Advancements in Graph Representation

Graph transformers, an evolution of MPNNs, attempt to solve this by implementing global attention mechanisms, where each node in a graph can directly attend to all other nodes. This allows for a significantly expanded scope of information sharing but at the cost of increased computational demands and the necessity for specialized positional encodings to capture the graph structure.

Introducing GRED

In response to these challenges, the proposed model, Graph Recurrent Encoding by Distance (GRED), capitalizes on recent successes in long-range modeling for sequential data. GRED aggregates information from nodes based on their shortest distances to a specific target node and leverages a parallelizable linear recurrent neural network to encode these aggregated features. This architecture eliminates the need for positional encoding and introduces notable reductions in computational complexity.

EXERCISE INSTRUCTIONS:
[1] Please list, in order, the words that make up the full name the passage on GRED gives for the model.
[2] How many lines in the entries contain the string "item"? Reply with the number only.

STORED DATA:
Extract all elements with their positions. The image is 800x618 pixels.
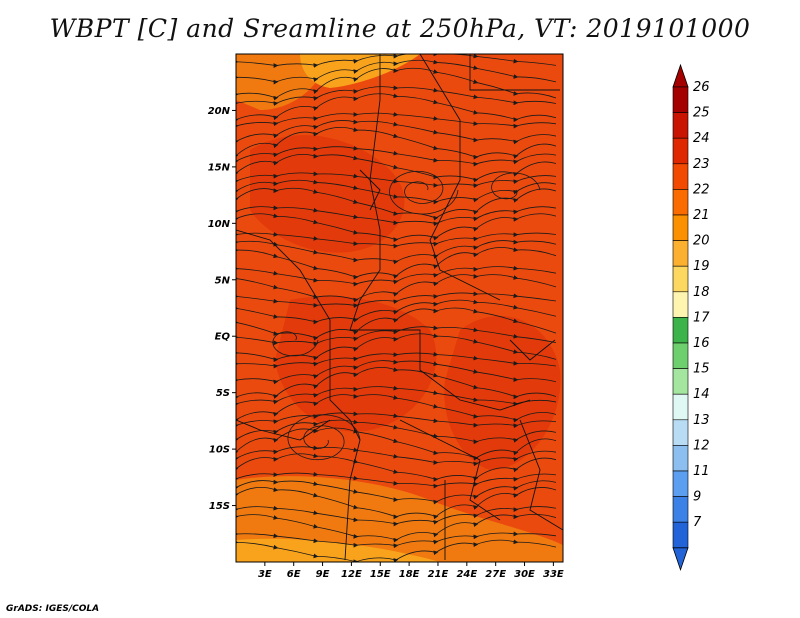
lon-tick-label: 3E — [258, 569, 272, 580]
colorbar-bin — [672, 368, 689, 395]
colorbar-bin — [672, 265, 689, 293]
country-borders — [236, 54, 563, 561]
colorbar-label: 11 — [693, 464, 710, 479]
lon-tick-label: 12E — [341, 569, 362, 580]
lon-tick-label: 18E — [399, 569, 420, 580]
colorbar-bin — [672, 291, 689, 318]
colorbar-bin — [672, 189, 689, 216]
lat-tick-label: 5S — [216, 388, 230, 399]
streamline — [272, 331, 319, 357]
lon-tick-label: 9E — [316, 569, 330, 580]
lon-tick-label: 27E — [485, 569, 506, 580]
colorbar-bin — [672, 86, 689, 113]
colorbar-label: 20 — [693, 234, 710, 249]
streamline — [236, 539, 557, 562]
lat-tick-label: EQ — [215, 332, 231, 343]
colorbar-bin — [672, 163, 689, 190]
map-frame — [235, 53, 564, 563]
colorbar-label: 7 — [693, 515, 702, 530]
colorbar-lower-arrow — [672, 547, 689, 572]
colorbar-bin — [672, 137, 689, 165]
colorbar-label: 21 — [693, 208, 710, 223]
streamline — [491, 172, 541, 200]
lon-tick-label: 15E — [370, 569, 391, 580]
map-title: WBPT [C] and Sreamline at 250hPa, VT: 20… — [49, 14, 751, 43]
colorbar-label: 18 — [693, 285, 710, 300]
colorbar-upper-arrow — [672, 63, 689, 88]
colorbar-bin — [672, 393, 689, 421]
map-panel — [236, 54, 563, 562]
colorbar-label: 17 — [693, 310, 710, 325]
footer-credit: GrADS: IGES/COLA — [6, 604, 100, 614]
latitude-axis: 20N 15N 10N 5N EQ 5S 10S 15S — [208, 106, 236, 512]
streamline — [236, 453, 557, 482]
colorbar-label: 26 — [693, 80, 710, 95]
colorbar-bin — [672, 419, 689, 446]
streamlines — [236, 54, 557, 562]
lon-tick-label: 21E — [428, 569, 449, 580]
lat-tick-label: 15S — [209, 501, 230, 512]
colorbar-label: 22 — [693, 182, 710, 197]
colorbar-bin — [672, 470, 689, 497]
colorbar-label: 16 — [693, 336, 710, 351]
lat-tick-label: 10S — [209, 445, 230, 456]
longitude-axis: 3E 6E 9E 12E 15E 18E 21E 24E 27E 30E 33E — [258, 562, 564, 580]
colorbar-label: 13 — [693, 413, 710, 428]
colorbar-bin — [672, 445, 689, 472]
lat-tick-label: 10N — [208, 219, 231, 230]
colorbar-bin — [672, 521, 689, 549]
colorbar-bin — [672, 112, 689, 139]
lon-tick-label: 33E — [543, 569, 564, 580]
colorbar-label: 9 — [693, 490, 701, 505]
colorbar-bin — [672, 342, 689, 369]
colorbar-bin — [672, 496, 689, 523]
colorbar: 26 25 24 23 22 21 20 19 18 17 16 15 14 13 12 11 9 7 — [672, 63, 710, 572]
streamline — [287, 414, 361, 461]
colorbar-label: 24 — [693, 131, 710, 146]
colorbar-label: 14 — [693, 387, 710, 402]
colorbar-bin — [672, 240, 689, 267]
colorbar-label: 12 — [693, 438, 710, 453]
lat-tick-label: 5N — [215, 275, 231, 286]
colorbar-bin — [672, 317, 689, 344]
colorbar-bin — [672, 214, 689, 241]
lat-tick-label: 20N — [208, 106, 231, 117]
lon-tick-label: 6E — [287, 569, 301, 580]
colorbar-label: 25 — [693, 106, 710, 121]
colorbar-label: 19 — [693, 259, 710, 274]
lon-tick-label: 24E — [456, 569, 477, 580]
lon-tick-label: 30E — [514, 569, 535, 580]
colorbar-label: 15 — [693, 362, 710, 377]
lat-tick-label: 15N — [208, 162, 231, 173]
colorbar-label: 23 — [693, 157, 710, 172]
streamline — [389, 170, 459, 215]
...
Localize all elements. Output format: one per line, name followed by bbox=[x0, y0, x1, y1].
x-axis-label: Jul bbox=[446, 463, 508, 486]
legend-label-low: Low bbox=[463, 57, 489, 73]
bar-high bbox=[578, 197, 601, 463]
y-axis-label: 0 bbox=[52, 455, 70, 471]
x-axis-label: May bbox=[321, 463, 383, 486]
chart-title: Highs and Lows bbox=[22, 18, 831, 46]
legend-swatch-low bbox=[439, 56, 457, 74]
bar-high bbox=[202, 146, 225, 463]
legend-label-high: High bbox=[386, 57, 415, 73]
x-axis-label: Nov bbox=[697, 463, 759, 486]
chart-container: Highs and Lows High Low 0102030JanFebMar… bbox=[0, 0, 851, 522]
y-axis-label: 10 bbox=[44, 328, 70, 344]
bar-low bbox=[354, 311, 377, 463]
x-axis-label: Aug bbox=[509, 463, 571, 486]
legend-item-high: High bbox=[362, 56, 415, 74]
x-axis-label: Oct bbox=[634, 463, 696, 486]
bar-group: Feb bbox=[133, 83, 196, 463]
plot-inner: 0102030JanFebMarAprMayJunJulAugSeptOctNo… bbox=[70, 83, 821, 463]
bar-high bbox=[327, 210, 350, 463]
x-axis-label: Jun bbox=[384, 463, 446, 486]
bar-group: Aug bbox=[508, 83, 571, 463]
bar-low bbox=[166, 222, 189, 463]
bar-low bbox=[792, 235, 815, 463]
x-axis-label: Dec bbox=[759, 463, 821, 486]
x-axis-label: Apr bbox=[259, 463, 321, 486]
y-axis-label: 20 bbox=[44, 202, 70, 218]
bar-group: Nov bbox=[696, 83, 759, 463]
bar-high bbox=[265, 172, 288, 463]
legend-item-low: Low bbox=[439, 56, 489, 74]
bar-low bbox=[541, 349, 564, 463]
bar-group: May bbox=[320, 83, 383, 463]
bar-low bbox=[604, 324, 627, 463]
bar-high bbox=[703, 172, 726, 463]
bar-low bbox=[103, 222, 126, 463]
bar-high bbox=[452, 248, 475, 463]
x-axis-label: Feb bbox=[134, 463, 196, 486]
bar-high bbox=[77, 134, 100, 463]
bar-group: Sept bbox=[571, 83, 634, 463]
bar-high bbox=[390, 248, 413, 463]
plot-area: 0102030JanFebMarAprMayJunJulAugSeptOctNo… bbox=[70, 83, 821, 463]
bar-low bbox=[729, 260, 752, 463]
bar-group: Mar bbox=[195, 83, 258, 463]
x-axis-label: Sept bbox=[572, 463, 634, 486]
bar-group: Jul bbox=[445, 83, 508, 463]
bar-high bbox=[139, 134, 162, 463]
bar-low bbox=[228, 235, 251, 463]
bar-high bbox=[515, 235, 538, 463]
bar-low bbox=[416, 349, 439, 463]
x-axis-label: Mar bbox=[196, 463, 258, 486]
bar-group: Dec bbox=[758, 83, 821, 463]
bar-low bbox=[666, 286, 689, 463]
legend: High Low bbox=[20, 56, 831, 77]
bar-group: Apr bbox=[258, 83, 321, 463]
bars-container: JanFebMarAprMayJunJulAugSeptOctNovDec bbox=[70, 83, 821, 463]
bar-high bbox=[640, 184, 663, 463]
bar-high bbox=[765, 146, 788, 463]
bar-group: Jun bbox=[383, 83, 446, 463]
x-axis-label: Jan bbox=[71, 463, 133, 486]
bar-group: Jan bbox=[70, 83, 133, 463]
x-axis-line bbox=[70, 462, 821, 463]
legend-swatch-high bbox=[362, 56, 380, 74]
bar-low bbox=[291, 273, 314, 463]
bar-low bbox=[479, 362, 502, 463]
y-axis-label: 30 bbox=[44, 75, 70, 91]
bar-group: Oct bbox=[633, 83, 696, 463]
...
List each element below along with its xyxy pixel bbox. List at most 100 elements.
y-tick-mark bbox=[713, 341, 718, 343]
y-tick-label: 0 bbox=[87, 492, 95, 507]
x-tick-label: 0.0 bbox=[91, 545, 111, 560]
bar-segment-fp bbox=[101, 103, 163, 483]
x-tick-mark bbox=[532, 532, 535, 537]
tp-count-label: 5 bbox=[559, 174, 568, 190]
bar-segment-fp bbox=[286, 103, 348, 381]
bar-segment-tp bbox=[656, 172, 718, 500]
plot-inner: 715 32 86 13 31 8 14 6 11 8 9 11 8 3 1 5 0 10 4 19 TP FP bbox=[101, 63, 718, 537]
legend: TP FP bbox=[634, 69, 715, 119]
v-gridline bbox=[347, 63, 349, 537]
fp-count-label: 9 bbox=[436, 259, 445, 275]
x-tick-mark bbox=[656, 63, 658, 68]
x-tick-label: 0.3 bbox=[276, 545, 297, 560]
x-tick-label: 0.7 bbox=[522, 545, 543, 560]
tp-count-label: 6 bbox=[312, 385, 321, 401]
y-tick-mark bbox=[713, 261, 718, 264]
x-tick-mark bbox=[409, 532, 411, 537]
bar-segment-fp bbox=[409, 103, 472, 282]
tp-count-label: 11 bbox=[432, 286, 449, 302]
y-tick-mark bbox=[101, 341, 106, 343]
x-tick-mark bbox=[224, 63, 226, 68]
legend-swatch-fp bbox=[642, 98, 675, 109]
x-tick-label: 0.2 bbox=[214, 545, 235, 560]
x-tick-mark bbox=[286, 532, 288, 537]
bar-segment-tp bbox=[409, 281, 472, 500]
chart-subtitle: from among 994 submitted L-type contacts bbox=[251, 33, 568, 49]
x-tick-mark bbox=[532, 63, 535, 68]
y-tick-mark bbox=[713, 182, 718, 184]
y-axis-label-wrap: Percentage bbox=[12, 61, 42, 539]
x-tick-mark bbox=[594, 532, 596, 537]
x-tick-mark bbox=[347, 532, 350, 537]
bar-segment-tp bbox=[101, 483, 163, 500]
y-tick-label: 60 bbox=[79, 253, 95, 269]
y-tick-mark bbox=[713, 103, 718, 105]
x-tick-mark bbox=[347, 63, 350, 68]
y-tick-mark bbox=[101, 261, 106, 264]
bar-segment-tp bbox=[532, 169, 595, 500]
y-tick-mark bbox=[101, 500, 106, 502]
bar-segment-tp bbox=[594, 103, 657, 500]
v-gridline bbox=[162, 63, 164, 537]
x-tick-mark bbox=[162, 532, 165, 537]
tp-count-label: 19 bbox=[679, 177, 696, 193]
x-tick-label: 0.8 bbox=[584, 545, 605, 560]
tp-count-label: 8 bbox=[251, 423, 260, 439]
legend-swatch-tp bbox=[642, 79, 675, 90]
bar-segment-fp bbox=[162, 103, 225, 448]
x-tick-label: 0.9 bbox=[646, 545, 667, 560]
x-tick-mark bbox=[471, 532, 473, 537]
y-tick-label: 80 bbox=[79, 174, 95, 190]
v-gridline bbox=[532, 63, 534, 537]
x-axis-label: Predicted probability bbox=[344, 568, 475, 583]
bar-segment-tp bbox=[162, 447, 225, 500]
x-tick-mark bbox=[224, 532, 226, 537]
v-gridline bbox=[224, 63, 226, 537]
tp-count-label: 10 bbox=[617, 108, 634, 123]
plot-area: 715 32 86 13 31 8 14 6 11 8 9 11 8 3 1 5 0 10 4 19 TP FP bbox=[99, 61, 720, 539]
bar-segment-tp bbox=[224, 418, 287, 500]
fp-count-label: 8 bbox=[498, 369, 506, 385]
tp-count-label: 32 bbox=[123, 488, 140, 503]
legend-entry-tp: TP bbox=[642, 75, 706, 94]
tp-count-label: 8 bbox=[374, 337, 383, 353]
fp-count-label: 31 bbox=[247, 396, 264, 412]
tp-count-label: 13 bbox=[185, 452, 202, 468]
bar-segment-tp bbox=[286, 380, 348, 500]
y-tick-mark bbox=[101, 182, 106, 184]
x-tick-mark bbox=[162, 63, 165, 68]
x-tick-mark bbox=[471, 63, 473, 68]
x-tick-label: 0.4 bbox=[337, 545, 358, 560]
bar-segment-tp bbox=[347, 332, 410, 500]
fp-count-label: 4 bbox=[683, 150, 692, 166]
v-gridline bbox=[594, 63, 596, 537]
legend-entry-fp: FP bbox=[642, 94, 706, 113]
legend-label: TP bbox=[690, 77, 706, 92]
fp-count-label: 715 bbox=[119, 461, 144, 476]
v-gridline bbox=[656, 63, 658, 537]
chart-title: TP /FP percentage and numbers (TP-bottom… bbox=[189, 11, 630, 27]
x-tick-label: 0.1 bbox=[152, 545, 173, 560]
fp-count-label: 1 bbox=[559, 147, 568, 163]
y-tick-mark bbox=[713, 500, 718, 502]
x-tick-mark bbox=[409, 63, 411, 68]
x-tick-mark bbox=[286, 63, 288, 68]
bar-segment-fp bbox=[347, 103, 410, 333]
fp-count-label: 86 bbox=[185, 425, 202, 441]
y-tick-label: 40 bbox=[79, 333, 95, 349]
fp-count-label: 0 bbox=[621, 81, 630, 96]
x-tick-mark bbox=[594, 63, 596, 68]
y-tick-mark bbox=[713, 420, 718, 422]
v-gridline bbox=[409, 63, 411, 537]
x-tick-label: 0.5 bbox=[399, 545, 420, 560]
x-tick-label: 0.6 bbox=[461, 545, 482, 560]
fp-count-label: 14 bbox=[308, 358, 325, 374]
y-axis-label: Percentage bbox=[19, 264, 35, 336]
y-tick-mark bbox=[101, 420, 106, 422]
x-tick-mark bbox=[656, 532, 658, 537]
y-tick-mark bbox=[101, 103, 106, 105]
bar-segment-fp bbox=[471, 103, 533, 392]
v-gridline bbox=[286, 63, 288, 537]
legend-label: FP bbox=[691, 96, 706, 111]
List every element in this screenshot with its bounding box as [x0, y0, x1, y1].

SOLUTIONS:
[1] Graph, Recurrent, Encoding, by, Distance

[2] 2